**The problem**
Find the line containing "Convert this document image to plain text.". Return it and every line after it, unchanged, up to and including the last line.

**Excerpted records**
○ ○ ○ ○

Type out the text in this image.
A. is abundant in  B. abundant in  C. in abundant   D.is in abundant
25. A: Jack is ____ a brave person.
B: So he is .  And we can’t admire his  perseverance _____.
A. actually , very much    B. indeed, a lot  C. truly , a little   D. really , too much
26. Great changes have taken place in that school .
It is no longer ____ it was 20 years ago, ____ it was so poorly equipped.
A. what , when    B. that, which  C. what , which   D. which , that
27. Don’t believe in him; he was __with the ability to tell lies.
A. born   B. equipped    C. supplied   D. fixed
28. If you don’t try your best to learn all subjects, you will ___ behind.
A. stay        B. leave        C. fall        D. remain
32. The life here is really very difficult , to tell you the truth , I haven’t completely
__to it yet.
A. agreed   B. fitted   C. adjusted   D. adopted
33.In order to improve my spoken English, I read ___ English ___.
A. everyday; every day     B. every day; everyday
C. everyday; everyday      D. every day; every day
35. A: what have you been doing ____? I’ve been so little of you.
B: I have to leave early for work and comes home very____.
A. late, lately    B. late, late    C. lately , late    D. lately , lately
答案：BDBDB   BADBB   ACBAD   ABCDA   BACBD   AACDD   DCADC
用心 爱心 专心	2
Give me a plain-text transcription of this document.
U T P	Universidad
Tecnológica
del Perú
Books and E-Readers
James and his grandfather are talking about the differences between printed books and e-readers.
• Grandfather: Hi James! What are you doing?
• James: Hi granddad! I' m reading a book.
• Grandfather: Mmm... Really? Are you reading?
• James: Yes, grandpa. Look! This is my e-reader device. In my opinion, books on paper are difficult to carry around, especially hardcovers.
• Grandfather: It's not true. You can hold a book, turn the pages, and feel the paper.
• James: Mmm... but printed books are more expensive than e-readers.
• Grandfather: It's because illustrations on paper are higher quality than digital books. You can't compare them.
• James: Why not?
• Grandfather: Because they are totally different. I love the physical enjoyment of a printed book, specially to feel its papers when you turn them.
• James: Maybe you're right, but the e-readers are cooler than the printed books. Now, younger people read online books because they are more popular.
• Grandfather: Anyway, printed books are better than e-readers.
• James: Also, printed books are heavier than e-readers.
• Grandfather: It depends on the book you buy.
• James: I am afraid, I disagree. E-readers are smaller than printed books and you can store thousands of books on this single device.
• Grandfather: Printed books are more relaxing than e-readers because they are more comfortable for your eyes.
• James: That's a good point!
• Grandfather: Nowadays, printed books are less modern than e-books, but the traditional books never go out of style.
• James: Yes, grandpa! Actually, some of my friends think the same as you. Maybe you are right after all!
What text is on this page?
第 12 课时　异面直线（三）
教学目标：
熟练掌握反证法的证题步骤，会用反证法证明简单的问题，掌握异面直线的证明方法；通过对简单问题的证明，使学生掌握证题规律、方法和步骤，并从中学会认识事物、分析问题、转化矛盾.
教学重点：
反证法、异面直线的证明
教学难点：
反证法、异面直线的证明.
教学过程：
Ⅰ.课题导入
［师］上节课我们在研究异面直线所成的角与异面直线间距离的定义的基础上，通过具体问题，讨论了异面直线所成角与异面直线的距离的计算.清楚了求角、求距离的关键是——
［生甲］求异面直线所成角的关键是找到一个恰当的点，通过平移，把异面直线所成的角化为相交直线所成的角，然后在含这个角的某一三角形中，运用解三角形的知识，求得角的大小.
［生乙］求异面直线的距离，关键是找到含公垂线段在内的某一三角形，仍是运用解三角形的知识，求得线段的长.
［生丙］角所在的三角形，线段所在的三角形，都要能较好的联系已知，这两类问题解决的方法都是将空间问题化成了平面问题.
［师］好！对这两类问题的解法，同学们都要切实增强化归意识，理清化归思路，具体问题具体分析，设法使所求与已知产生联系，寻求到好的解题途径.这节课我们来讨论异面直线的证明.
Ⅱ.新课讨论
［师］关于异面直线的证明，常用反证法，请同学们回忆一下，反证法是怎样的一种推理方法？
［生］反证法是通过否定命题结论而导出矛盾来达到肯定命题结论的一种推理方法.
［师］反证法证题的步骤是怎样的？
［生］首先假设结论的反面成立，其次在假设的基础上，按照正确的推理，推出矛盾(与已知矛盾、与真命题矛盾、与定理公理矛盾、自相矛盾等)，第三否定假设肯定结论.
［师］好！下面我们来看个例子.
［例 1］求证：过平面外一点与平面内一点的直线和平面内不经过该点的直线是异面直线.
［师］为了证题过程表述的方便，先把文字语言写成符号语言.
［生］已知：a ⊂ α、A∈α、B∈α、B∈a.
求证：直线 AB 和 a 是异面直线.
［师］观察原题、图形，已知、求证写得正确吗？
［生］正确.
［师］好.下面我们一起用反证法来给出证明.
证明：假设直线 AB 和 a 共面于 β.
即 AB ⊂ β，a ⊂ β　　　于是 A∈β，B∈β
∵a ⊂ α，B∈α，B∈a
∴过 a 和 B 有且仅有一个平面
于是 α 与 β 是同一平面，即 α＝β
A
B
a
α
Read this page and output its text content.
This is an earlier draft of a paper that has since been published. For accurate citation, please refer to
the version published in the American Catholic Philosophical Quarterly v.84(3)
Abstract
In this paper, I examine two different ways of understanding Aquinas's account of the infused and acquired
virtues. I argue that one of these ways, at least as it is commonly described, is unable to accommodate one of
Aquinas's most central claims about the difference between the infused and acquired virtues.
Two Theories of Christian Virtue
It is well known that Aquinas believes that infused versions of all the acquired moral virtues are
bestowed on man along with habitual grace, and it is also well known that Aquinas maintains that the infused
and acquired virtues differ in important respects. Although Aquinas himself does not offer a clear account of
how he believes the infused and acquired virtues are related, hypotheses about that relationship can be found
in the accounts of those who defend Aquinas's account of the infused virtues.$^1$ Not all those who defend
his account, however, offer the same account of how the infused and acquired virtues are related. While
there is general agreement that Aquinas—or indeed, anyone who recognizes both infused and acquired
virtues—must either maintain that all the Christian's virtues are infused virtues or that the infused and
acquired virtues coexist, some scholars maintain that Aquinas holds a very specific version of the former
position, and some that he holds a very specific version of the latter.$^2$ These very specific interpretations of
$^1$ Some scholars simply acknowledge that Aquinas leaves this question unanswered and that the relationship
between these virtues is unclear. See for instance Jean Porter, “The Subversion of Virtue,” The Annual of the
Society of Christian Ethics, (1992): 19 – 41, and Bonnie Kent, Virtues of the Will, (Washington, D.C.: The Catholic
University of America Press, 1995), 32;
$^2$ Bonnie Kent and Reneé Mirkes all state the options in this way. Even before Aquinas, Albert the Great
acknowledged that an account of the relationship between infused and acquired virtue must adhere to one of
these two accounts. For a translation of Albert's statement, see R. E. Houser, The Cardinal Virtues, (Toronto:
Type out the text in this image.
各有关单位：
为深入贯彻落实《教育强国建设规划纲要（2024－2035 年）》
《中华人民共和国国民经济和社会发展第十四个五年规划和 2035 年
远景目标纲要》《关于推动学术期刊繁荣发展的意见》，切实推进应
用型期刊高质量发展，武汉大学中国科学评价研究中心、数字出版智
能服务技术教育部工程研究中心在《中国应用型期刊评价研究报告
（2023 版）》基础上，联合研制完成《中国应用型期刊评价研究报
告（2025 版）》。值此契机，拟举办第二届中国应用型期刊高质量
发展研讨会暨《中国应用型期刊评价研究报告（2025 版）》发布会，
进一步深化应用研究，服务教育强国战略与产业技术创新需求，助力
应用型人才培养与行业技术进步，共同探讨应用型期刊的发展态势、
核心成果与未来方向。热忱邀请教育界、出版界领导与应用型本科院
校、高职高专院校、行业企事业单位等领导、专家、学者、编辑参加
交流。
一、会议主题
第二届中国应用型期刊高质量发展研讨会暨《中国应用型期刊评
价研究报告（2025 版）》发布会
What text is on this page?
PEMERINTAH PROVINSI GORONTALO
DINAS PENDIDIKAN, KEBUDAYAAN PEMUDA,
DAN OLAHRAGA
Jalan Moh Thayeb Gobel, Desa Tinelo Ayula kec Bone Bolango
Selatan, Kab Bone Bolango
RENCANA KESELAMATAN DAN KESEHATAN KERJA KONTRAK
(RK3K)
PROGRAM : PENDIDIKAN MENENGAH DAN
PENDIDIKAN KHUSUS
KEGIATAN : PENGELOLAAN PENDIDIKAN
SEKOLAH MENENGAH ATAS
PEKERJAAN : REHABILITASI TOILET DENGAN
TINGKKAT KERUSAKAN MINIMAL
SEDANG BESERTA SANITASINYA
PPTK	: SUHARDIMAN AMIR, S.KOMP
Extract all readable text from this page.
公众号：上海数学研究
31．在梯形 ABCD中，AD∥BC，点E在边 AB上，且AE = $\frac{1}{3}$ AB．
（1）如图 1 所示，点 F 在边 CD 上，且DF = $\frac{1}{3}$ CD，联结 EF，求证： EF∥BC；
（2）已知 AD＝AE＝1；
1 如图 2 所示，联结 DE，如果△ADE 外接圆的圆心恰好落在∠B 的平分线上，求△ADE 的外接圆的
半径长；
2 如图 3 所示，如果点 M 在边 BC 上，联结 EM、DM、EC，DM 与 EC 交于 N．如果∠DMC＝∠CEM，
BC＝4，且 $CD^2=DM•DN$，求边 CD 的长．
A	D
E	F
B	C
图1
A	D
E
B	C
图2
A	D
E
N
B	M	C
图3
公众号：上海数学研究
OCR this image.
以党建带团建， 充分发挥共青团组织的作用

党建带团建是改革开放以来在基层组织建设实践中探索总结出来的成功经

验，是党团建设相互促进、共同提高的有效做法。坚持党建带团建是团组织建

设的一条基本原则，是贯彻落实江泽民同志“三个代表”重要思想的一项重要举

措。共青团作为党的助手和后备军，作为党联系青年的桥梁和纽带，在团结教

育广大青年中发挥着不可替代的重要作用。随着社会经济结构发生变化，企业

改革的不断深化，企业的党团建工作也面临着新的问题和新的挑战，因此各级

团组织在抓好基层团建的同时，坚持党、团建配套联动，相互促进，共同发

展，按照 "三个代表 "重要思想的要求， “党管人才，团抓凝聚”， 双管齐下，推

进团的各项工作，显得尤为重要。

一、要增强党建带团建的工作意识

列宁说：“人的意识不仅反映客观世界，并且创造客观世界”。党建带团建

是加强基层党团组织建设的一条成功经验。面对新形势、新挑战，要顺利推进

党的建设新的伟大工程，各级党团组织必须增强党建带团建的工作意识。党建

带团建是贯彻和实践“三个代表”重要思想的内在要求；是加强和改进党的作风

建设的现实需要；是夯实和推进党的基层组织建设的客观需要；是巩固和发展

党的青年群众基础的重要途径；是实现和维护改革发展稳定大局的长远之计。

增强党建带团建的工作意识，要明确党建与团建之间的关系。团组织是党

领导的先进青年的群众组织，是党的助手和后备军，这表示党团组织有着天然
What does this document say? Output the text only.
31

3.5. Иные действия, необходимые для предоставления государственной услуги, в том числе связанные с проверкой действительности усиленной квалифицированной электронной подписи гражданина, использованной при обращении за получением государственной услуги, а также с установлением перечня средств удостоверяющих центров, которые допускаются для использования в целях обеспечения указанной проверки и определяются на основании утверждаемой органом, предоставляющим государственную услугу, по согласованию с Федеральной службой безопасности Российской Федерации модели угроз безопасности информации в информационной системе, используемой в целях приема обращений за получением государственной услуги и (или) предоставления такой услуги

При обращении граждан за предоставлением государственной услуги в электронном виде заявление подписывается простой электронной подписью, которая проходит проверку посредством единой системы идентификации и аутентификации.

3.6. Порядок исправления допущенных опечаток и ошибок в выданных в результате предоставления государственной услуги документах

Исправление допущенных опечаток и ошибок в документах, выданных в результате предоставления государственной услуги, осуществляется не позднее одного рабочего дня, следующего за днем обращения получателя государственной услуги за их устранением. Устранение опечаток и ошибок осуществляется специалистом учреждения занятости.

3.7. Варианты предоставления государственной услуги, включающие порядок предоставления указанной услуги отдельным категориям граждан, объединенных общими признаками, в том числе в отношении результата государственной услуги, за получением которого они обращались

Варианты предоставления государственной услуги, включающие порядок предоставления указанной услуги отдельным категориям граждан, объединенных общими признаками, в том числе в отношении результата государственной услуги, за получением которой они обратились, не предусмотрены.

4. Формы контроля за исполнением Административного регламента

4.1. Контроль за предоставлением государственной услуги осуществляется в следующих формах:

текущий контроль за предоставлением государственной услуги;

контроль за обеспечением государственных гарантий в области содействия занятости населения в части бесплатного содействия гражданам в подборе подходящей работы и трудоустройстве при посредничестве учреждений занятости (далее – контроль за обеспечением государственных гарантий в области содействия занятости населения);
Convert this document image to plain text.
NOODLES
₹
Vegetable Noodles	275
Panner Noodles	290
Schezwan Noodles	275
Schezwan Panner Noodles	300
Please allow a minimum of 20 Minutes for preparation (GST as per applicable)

○ ○ ○ ○

**Answer to the task**
Convert this document image to plain text.
NOODLES
₹
Vegetable Noodles	275
Panner Noodles	290
Schezwan Noodles	275
Schezwan Panner Noodles	300
Please allow a minimum of 20 Minutes for preparation (GST as per applicable)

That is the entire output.